_What you are asked to do:_
Print all of the lines exactly. Any picture among them stays out.

_Record excerpts:_
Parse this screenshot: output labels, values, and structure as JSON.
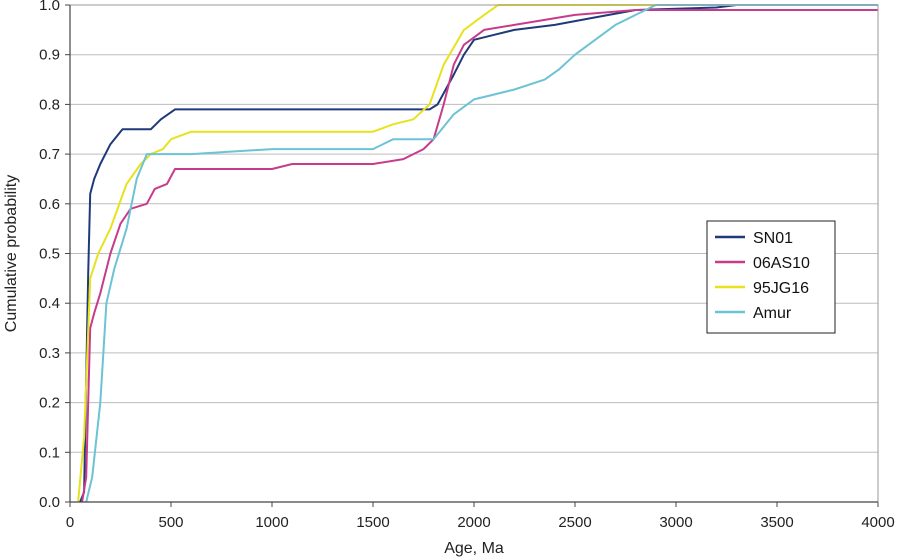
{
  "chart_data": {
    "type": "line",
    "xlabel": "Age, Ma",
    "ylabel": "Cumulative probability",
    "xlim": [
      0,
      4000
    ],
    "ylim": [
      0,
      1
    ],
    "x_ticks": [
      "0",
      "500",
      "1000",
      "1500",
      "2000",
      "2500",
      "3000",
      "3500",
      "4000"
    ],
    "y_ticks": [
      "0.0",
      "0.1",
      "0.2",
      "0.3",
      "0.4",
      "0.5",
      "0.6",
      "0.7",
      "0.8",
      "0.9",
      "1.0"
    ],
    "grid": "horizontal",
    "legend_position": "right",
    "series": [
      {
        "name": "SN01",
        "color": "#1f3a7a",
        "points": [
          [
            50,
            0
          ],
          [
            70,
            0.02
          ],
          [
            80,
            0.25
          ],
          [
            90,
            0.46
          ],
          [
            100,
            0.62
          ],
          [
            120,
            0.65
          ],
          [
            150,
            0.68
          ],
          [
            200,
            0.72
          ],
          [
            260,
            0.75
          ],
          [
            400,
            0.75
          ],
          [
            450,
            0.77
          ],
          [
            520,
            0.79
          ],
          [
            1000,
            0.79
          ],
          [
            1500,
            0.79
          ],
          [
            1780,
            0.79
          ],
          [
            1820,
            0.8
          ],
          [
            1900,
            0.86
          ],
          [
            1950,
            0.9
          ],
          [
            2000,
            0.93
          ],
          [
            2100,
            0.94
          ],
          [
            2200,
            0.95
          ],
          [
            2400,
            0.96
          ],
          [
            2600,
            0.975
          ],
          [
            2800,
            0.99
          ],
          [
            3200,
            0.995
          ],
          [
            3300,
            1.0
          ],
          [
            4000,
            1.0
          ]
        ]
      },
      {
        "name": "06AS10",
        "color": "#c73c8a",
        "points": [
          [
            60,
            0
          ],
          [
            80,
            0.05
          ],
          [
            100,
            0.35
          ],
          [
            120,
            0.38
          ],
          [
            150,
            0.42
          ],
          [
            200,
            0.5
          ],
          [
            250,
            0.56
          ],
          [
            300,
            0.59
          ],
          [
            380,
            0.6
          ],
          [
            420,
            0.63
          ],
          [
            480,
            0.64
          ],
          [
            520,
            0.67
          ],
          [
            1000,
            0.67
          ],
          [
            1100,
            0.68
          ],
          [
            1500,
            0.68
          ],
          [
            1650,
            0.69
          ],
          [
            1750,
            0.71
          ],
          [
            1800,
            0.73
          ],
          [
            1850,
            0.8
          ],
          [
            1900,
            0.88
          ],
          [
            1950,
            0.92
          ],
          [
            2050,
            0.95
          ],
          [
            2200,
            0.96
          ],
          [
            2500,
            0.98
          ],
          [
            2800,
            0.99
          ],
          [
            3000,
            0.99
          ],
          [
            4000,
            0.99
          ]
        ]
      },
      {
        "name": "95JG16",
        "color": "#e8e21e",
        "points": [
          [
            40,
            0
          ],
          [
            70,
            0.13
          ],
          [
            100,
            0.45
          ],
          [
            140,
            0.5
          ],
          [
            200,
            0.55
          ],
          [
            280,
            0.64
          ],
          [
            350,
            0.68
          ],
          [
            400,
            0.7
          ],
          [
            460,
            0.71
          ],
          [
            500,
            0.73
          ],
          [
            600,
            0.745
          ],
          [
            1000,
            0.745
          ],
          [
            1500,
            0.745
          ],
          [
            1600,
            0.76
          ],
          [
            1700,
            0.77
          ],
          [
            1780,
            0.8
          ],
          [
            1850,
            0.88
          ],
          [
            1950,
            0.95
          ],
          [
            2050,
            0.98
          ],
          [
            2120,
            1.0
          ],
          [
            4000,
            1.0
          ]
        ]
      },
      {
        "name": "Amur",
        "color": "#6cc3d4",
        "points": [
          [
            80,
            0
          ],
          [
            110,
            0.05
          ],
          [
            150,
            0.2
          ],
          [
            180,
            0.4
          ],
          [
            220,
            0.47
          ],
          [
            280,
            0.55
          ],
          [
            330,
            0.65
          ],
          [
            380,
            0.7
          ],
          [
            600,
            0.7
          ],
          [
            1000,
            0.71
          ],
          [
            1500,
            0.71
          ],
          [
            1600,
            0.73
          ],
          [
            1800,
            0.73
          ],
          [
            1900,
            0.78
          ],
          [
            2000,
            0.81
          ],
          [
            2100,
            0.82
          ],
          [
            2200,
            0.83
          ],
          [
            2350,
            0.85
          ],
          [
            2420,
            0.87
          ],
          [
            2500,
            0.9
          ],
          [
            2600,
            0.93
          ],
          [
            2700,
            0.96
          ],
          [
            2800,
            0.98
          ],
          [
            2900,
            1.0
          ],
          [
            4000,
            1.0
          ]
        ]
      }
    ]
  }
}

_Result below:_
Parse this screenshot: output labels, values, and structure as JSON.
{
  "chart_data": {
    "type": "line",
    "xlabel": "Age, Ma",
    "ylabel": "Cumulative probability",
    "xlim": [
      0,
      4000
    ],
    "ylim": [
      0,
      1
    ],
    "x_ticks": [
      "0",
      "500",
      "1000",
      "1500",
      "2000",
      "2500",
      "3000",
      "3500",
      "4000"
    ],
    "y_ticks": [
      "0.0",
      "0.1",
      "0.2",
      "0.3",
      "0.4",
      "0.5",
      "0.6",
      "0.7",
      "0.8",
      "0.9",
      "1.0"
    ],
    "grid": "horizontal",
    "legend_position": "right",
    "series": [
      {
        "name": "SN01",
        "color": "#1f3a7a",
        "points": [
          [
            50,
            0
          ],
          [
            70,
            0.02
          ],
          [
            80,
            0.25
          ],
          [
            90,
            0.46
          ],
          [
            100,
            0.62
          ],
          [
            120,
            0.65
          ],
          [
            150,
            0.68
          ],
          [
            200,
            0.72
          ],
          [
            260,
            0.75
          ],
          [
            400,
            0.75
          ],
          [
            450,
            0.77
          ],
          [
            520,
            0.79
          ],
          [
            1000,
            0.79
          ],
          [
            1500,
            0.79
          ],
          [
            1780,
            0.79
          ],
          [
            1820,
            0.8
          ],
          [
            1900,
            0.86
          ],
          [
            1950,
            0.9
          ],
          [
            2000,
            0.93
          ],
          [
            2100,
            0.94
          ],
          [
            2200,
            0.95
          ],
          [
            2400,
            0.96
          ],
          [
            2600,
            0.975
          ],
          [
            2800,
            0.99
          ],
          [
            3200,
            0.995
          ],
          [
            3300,
            1.0
          ],
          [
            4000,
            1.0
          ]
        ]
      },
      {
        "name": "06AS10",
        "color": "#c73c8a",
        "points": [
          [
            60,
            0
          ],
          [
            80,
            0.05
          ],
          [
            100,
            0.35
          ],
          [
            120,
            0.38
          ],
          [
            150,
            0.42
          ],
          [
            200,
            0.5
          ],
          [
            250,
            0.56
          ],
          [
            300,
            0.59
          ],
          [
            380,
            0.6
          ],
          [
            420,
            0.63
          ],
          [
            480,
            0.64
          ],
          [
            520,
            0.67
          ],
          [
            1000,
            0.67
          ],
          [
            1100,
            0.68
          ],
          [
            1500,
            0.68
          ],
          [
            1650,
            0.69
          ],
          [
            1750,
            0.71
          ],
          [
            1800,
            0.73
          ],
          [
            1850,
            0.8
          ],
          [
            1900,
            0.88
          ],
          [
            1950,
            0.92
          ],
          [
            2050,
            0.95
          ],
          [
            2200,
            0.96
          ],
          [
            2500,
            0.98
          ],
          [
            2800,
            0.99
          ],
          [
            3000,
            0.99
          ],
          [
            4000,
            0.99
          ]
        ]
      },
      {
        "name": "95JG16",
        "color": "#e8e21e",
        "points": [
          [
            40,
            0
          ],
          [
            70,
            0.13
          ],
          [
            100,
            0.45
          ],
          [
            140,
            0.5
          ],
          [
            200,
            0.55
          ],
          [
            280,
            0.64
          ],
          [
            350,
            0.68
          ],
          [
            400,
            0.7
          ],
          [
            460,
            0.71
          ],
          [
            500,
            0.73
          ],
          [
            600,
            0.745
          ],
          [
            1000,
            0.745
          ],
          [
            1500,
            0.745
          ],
          [
            1600,
            0.76
          ],
          [
            1700,
            0.77
          ],
          [
            1780,
            0.8
          ],
          [
            1850,
            0.88
          ],
          [
            1950,
            0.95
          ],
          [
            2050,
            0.98
          ],
          [
            2120,
            1.0
          ],
          [
            4000,
            1.0
          ]
        ]
      },
      {
        "name": "Amur",
        "color": "#6cc3d4",
        "points": [
          [
            80,
            0
          ],
          [
            110,
            0.05
          ],
          [
            150,
            0.2
          ],
          [
            180,
            0.4
          ],
          [
            220,
            0.47
          ],
          [
            280,
            0.55
          ],
          [
            330,
            0.65
          ],
          [
            380,
            0.7
          ],
          [
            600,
            0.7
          ],
          [
            1000,
            0.71
          ],
          [
            1500,
            0.71
          ],
          [
            1600,
            0.73
          ],
          [
            1800,
            0.73
          ],
          [
            1900,
            0.78
          ],
          [
            2000,
            0.81
          ],
          [
            2100,
            0.82
          ],
          [
            2200,
            0.83
          ],
          [
            2350,
            0.85
          ],
          [
            2420,
            0.87
          ],
          [
            2500,
            0.9
          ],
          [
            2600,
            0.93
          ],
          [
            2700,
            0.96
          ],
          [
            2800,
            0.98
          ],
          [
            2900,
            1.0
          ],
          [
            4000,
            1.0
          ]
        ]
      }
    ]
  }
}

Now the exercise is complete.